(Entries supplied begins)

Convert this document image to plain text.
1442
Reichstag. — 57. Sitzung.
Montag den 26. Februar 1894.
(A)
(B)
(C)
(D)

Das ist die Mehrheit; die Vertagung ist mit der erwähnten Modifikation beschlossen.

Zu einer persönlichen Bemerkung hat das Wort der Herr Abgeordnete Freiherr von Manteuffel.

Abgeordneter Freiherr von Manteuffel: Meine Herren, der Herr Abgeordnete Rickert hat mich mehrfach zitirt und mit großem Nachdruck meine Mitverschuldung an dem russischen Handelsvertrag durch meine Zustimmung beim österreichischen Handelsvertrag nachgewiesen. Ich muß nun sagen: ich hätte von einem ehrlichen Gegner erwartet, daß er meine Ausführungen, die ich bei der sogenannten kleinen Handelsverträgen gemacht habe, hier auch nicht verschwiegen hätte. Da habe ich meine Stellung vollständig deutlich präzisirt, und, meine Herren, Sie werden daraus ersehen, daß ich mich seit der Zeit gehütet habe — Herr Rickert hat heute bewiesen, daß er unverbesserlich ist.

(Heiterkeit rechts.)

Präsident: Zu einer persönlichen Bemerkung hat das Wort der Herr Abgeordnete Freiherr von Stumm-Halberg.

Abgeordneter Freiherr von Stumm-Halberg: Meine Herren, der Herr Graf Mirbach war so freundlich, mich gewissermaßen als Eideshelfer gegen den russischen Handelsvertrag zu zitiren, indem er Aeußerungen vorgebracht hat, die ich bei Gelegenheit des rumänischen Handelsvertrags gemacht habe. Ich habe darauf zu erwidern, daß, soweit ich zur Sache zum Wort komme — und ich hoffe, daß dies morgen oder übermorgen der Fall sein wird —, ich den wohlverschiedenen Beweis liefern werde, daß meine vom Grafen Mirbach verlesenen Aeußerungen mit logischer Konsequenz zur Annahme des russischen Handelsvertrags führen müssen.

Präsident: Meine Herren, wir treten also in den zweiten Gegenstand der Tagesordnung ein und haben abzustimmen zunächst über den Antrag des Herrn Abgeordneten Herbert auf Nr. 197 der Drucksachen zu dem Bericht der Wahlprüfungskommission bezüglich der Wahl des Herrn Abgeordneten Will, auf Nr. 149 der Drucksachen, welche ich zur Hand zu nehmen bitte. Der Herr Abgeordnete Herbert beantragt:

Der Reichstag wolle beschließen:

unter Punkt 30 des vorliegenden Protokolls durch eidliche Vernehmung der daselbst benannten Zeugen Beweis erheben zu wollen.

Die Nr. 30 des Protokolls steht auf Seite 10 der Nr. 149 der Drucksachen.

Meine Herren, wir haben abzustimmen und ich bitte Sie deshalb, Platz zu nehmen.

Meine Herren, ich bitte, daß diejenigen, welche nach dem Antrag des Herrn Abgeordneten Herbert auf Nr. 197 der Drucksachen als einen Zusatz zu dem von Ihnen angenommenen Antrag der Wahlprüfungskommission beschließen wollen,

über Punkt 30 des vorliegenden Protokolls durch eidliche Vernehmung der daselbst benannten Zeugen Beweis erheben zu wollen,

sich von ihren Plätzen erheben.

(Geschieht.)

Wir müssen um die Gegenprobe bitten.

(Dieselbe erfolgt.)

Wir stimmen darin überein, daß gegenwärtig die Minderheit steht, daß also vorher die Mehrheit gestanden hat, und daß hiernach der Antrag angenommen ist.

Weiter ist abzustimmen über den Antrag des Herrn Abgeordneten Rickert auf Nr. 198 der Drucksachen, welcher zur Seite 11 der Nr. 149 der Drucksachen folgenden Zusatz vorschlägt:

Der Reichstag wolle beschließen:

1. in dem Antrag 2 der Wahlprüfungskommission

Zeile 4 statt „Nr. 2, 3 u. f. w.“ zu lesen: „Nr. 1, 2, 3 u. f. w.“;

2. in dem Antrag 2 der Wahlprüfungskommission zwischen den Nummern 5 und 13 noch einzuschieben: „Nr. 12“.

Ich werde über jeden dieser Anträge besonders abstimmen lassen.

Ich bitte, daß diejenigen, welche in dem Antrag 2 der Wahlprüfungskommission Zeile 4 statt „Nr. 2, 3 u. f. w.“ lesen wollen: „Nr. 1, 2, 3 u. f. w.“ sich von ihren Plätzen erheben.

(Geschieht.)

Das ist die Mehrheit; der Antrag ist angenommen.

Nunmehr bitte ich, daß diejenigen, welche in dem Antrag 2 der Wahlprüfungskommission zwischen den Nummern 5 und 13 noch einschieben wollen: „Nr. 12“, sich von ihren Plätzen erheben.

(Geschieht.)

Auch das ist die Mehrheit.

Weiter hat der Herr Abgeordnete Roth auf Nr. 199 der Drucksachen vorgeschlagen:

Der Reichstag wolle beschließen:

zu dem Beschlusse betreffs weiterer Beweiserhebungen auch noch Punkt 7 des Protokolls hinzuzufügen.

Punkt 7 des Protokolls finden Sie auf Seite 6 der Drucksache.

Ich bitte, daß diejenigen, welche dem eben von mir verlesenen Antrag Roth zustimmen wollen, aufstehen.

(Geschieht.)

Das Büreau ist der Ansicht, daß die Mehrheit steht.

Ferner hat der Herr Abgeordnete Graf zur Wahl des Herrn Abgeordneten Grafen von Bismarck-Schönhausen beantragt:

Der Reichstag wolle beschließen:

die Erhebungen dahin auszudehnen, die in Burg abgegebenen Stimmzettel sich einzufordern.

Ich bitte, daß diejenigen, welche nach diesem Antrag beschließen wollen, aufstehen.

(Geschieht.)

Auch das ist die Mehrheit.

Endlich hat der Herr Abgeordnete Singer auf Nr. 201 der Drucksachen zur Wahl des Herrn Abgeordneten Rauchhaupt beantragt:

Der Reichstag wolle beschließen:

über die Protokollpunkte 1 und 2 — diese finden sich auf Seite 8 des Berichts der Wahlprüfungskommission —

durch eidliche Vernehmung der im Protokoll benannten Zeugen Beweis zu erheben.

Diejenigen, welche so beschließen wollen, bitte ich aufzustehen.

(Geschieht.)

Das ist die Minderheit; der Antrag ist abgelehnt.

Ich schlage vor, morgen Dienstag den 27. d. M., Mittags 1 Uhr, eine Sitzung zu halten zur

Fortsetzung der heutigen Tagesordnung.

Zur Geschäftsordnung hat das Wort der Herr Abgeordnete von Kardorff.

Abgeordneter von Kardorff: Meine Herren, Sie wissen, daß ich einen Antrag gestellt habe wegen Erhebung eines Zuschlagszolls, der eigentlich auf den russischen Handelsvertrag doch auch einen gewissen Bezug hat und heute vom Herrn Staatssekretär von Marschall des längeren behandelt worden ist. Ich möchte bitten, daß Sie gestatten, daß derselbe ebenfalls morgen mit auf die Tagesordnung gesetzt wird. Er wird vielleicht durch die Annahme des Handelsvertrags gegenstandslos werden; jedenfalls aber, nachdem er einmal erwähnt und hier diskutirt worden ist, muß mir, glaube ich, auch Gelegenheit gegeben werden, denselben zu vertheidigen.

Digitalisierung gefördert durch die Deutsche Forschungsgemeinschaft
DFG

(Entries supplied ends)

Exercise ->
Look through the records and copy down every line that holds "mich".

Result of this task ->
Abgeordneter Freiherr von Manteuffel: Meine Herren, der Herr Abgeordnete Rickert hat mich mehrfach zitirt und mit großem Nachdruck meine Mitverschuldung an dem russischen Handelsvertrag durch meine Zustimmung beim österreichischen Handelsvertrag nachgewiesen. Ich muß nun sagen: ich hätte von einem ehrlichen Gegner erwartet, daß er meine Ausführungen, die ich bei der sogenannten kleinen Handelsverträgen gemacht habe, hier auch nicht verschwiegen hätte. Da habe ich meine Stellung vollständig deutlich präzisirt, und, meine Herren, Sie werden daraus ersehen, daß ich mich seit der Zeit gehütet habe — Herr Rickert hat heute bewiesen, daß er unverbesserlich ist.
Abgeordneter Freiherr von Stumm-Halberg: Meine Herren, der Herr Graf Mirbach war so freundlich, mich gewissermaßen als Eideshelfer gegen den russischen Handelsvertrag zu zitiren, indem er Aeußerungen vorgebracht hat, die ich bei Gelegenheit des rumänischen Handelsvertrags gemacht habe. Ich habe darauf zu erwidern, daß, soweit ich zur Sache zum Wort komme — und ich hoffe, daß dies morgen oder übermorgen der Fall sein wird —, ich den wohlverschiedenen Beweis liefern werde, daß meine vom Grafen Mirbach verlesenen Aeußerungen mit logischer Konsequenz zur Annahme des russischen Handelsvertrags führen müssen.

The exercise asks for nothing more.